DO THIS => Locate the lines that hold the string "esposizione". Copy every such line.

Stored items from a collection
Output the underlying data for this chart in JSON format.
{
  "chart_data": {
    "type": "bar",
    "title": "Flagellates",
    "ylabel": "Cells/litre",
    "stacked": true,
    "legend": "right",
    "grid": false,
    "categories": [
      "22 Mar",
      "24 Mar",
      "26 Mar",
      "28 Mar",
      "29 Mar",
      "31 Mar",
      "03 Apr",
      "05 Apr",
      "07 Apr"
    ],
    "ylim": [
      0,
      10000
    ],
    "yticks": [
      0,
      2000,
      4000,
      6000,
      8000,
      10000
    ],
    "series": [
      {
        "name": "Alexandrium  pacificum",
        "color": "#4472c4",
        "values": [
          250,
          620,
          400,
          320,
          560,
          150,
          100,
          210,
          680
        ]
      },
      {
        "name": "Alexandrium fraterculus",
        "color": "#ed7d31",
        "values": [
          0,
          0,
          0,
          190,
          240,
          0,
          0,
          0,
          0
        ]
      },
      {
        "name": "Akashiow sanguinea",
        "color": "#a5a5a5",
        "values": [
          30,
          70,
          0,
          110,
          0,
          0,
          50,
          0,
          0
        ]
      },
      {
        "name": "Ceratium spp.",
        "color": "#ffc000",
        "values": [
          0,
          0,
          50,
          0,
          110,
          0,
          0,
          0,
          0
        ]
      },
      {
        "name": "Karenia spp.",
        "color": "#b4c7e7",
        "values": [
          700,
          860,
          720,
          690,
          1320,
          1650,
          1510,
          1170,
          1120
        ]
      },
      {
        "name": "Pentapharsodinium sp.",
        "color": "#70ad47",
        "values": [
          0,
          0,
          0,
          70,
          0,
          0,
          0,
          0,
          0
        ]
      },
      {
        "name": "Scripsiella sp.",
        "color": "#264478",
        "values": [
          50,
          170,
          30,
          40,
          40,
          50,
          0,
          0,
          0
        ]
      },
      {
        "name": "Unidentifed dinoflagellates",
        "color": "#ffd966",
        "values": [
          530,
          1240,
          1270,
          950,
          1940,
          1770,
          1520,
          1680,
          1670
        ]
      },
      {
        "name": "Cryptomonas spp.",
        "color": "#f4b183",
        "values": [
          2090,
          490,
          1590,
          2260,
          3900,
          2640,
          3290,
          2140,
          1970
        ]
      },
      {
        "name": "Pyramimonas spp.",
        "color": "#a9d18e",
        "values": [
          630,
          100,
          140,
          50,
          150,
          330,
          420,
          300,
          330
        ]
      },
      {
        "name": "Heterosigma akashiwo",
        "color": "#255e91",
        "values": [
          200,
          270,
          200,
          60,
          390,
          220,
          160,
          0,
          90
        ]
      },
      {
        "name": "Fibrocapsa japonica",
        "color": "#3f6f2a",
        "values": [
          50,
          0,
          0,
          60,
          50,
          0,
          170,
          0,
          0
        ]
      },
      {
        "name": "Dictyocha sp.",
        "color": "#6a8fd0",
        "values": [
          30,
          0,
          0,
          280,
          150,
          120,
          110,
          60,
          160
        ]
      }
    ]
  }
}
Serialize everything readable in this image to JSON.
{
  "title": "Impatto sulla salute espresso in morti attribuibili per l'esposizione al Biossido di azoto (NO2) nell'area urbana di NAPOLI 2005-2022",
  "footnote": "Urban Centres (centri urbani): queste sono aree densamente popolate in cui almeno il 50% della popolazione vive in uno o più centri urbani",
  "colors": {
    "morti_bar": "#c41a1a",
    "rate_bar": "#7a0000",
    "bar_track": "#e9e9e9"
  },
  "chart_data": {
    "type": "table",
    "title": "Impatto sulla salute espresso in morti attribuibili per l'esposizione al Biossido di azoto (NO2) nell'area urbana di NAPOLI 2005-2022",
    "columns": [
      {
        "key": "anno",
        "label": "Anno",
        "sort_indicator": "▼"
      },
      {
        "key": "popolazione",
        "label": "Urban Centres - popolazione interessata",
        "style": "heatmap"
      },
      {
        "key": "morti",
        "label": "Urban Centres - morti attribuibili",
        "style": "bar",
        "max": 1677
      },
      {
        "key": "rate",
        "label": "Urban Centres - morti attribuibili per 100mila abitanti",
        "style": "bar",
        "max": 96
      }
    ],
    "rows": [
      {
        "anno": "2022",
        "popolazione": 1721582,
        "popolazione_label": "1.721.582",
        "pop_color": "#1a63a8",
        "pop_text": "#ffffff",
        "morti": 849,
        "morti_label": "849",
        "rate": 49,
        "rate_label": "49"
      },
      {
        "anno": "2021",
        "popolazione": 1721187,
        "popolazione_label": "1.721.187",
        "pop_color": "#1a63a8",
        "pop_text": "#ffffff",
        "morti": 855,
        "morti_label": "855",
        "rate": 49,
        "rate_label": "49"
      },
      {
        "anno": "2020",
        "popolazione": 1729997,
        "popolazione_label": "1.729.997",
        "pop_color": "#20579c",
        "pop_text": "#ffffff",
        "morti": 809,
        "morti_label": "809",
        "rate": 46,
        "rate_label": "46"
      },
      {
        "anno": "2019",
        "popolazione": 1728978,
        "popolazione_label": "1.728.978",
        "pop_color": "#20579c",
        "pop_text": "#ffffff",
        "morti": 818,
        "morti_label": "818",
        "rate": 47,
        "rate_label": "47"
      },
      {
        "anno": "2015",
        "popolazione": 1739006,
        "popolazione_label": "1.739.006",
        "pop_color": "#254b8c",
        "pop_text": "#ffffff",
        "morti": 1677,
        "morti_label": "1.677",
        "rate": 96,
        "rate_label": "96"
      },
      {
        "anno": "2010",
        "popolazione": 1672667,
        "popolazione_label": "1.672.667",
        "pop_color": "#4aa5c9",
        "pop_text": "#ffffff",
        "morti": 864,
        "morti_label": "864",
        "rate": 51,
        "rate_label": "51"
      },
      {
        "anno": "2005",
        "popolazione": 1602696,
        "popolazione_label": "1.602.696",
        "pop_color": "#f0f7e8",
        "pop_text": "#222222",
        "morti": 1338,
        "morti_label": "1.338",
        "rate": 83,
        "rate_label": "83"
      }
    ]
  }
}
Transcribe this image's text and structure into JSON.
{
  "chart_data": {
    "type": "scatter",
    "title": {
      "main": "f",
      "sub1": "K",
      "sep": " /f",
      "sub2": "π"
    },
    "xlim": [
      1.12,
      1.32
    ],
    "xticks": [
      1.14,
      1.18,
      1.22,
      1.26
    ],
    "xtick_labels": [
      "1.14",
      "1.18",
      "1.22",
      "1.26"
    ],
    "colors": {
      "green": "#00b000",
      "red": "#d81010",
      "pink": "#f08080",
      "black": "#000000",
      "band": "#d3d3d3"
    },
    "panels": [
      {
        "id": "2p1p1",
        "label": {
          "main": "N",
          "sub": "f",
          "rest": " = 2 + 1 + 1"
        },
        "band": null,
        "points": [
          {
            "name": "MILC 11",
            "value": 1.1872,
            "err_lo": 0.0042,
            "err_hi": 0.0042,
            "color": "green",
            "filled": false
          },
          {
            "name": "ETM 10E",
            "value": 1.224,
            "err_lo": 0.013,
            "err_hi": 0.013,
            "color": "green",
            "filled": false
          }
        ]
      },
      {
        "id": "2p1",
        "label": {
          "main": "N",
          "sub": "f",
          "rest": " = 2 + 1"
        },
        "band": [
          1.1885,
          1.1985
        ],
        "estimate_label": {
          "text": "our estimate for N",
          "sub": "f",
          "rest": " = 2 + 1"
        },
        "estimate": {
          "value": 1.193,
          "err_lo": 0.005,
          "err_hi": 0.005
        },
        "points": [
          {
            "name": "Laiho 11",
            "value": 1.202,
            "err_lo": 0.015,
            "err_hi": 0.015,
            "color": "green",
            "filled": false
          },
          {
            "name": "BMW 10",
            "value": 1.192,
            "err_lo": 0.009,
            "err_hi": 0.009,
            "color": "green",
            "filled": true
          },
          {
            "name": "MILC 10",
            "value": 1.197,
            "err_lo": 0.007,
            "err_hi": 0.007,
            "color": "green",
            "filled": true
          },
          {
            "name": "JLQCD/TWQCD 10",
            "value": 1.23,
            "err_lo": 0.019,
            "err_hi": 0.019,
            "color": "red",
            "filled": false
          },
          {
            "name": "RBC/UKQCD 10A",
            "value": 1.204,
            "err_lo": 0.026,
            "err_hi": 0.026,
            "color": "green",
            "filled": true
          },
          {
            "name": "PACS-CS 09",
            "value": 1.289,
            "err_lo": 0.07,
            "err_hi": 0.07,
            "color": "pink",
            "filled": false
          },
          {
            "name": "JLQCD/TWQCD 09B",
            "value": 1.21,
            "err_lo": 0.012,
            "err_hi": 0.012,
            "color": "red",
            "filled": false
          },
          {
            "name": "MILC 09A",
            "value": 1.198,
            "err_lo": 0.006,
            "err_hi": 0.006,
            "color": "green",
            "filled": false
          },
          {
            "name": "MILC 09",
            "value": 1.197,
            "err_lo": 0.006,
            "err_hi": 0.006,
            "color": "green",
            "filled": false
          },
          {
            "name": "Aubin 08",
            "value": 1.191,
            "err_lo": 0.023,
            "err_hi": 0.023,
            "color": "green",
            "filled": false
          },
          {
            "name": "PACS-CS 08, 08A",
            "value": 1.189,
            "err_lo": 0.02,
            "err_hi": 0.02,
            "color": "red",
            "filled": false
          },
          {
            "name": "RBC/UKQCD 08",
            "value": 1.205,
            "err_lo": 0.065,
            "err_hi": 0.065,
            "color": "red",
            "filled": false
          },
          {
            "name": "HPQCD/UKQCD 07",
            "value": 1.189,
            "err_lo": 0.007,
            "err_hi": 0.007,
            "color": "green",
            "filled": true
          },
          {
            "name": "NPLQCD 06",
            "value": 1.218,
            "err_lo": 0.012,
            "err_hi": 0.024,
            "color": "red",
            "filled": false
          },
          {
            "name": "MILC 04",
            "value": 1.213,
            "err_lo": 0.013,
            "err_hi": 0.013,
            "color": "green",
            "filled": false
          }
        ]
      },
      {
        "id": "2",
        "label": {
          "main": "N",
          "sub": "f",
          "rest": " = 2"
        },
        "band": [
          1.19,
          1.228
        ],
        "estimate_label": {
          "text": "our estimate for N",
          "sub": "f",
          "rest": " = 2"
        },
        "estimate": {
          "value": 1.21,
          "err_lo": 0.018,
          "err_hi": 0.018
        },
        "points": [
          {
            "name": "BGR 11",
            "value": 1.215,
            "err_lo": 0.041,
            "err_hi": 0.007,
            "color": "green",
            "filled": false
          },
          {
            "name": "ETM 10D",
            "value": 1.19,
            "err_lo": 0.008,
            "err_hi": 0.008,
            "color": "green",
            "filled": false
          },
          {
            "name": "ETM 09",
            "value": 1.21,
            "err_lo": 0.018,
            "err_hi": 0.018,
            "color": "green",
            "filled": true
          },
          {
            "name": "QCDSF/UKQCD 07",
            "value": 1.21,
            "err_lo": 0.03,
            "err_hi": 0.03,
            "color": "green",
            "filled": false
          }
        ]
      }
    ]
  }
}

EXPECTED OUTPUT =>
  "title": "Impatto sulla salute espresso in morti attribuibili per l'esposizione al Biossido di azoto (NO2) nell'area urbana di NAPOLI 2005-2022",
    "title": "Impatto sulla salute espresso in morti attribuibili per l'esposizione al Biossido di azoto (NO2) nell'area urbana di NAPOLI 2005-2022",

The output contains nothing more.